_Objective_
Within the records that follow, find every line containing the string "Religion". Copy those lines.

------------------------------------------------------------------------

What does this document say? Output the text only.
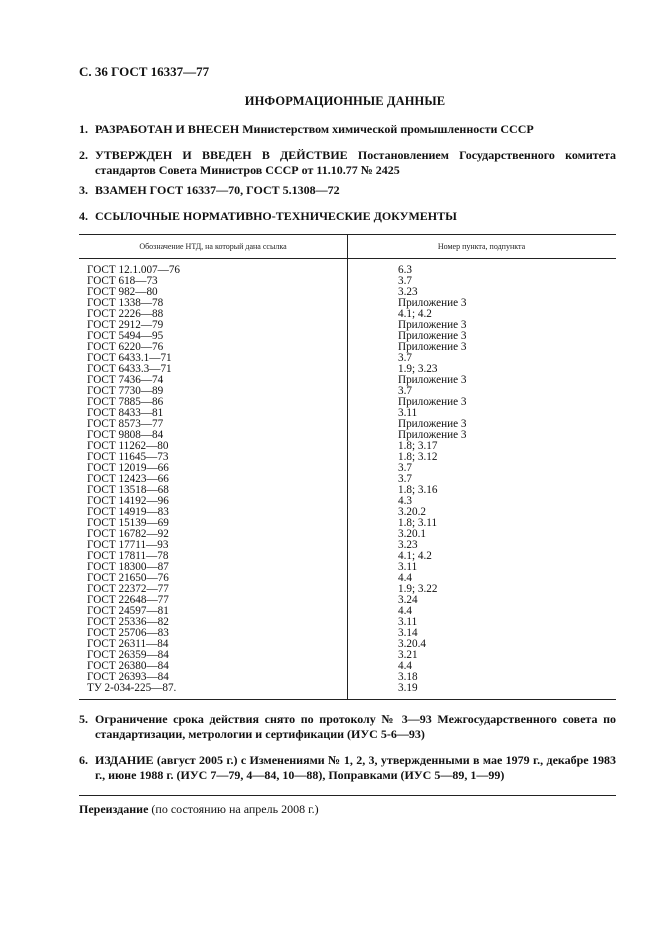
С. 36 ГОСТ 16337—77
ИНФОРМАЦИОННЫЕ ДАННЫЕ
1. РАЗРАБОТАН И ВНЕСЕН Министерством химической промышленности СССР
2. УТВЕРЖДЕН И ВВЕДЕН В ДЕЙСТВИЕ Постановлением Государственного комитета стандартов Совета Министров СССР от 11.10.77 № 2425
3. ВЗАМЕН ГОСТ 16337—70, ГОСТ 5.1308—72
4. ССЫЛОЧНЫЕ НОРМАТИВНО-ТЕХНИЧЕСКИЕ ДОКУМЕНТЫ
Обозначение НТД, на который дана ссылка	Номер пункта, подпункта
ГОСТ 12.1.007—76	6.3
ГОСТ 618—73	3.7
ГОСТ 982—80	3.23
ГОСТ 1338—78	Приложение 3
ГОСТ 2226—88	4.1; 4.2
ГОСТ 2912—79	Приложение 3
ГОСТ 5494—95	Приложение 3
ГОСТ 6220—76	Приложение 3
ГОСТ 6433.1—71	3.7
ГОСТ 6433.3—71	1.9; 3.23
ГОСТ 7436—74	Приложение 3
ГОСТ 7730—89	3.7
ГОСТ 7885—86	Приложение 3
ГОСТ 8433—81	3.11
ГОСТ 8573—77	Приложение 3
ГОСТ 9808—84	Приложение 3
ГОСТ 11262—80	1.8; 3.17
ГОСТ 11645—73	1.8; 3.12
ГОСТ 12019—66	3.7
ГОСТ 12423—66	3.7
ГОСТ 13518—68	1.8; 3.16
ГОСТ 14192—96	4.3
ГОСТ 14919—83	3.20.2
ГОСТ 15139—69	1.8; 3.11
ГОСТ 16782—92	3.20.1
ГОСТ 17711—93	3.23
ГОСТ 17811—78	4.1; 4.2
ГОСТ 18300—87	3.11
ГОСТ 21650—76	4.4
ГОСТ 22372—77	1.9; 3.22
ГОСТ 22648—77	3.24
ГОСТ 24597—81	4.4
ГОСТ 25336—82	3.11
ГОСТ 25706—83	3.14
ГОСТ 26311—84	3.20.4
ГОСТ 26359—84	3.21
ГОСТ 26380—84	4.4
ГОСТ 26393—84	3.18
ТУ 2-034-225—87.	3.19
5. Ограничение срока действия снято по протоколу № 3—93 Межгосударственного совета по стандартизации, метрологии и сертификации (ИУС 5-6—93)
6. ИЗДАНИЕ (август 2005 г.) с Изменениями № 1, 2, 3, утвержденными в мае 1979 г., декабре 1983 г., июне 1988 г. (ИУС 7—79, 4—84, 10—88), Поправками (ИУС 5—89, 1—99)
Переиздание (по состоянию на апрель 2008 г.)
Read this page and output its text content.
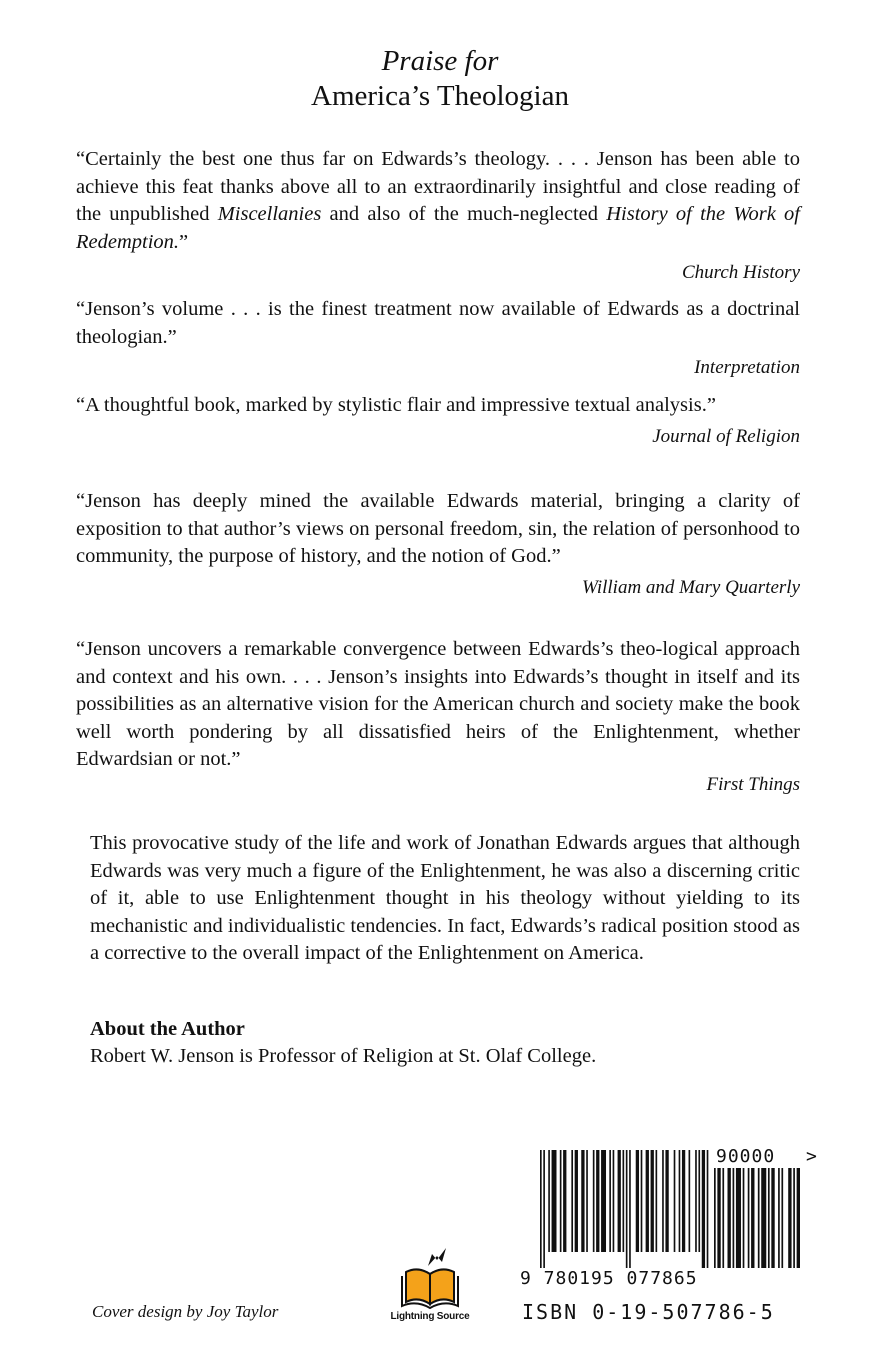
Praise for
America’s Theologian
“Certainly the best one thus far on Edwards’s theology. . . . Jenson has been able to achieve this feat thanks above all to an extraordinarily insightful and close reading of the unpublished Miscellanies and also of the much-neglected History of the Work of Redemption.”
Church History
“Jenson’s volume . . . is the finest treatment now available of Edwards as a doctrinal theologian.”
Interpretation
“A thoughtful book, marked by stylistic flair and impressive textual analysis.”
Journal of Religion
“Jenson has deeply mined the available Edwards material, bringing a clarity of exposition to that author’s views on personal freedom, sin, the relation of personhood to community, the purpose of history, and the notion of God.”
William and Mary Quarterly
“Jenson uncovers a remarkable convergence between Edwards’s theo-logical approach and context and his own. . . . Jenson’s insights into Edwards’s thought in itself and its possibilities as an alternative vision for the American church and society make the book well worth pondering by all dissatisfied heirs of the Enlightenment, whether Edwardsian or not.”
First Things
This provocative study of the life and work of Jonathan Edwards argues that although Edwards was very much a figure of the Enlightenment, he was also a discerning critic of it, able to use Enlightenment thought in his theology without yielding to its mechanistic and individualistic tendencies. In fact, Edwards’s radical position stood as a corrective to the overall impact of the Enlightenment on America.
About the Author
Robert W. Jenson is Professor of Religion at St. Olaf College.
Cover design by Joy Taylor	Lightning Source
90000 >
9 780195 077865
ISBN 0-19-507786-5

------------------------------------------------------------------------

_Task response_
Journal of Religion
Robert W. Jenson is Professor of Religion at St. Olaf College.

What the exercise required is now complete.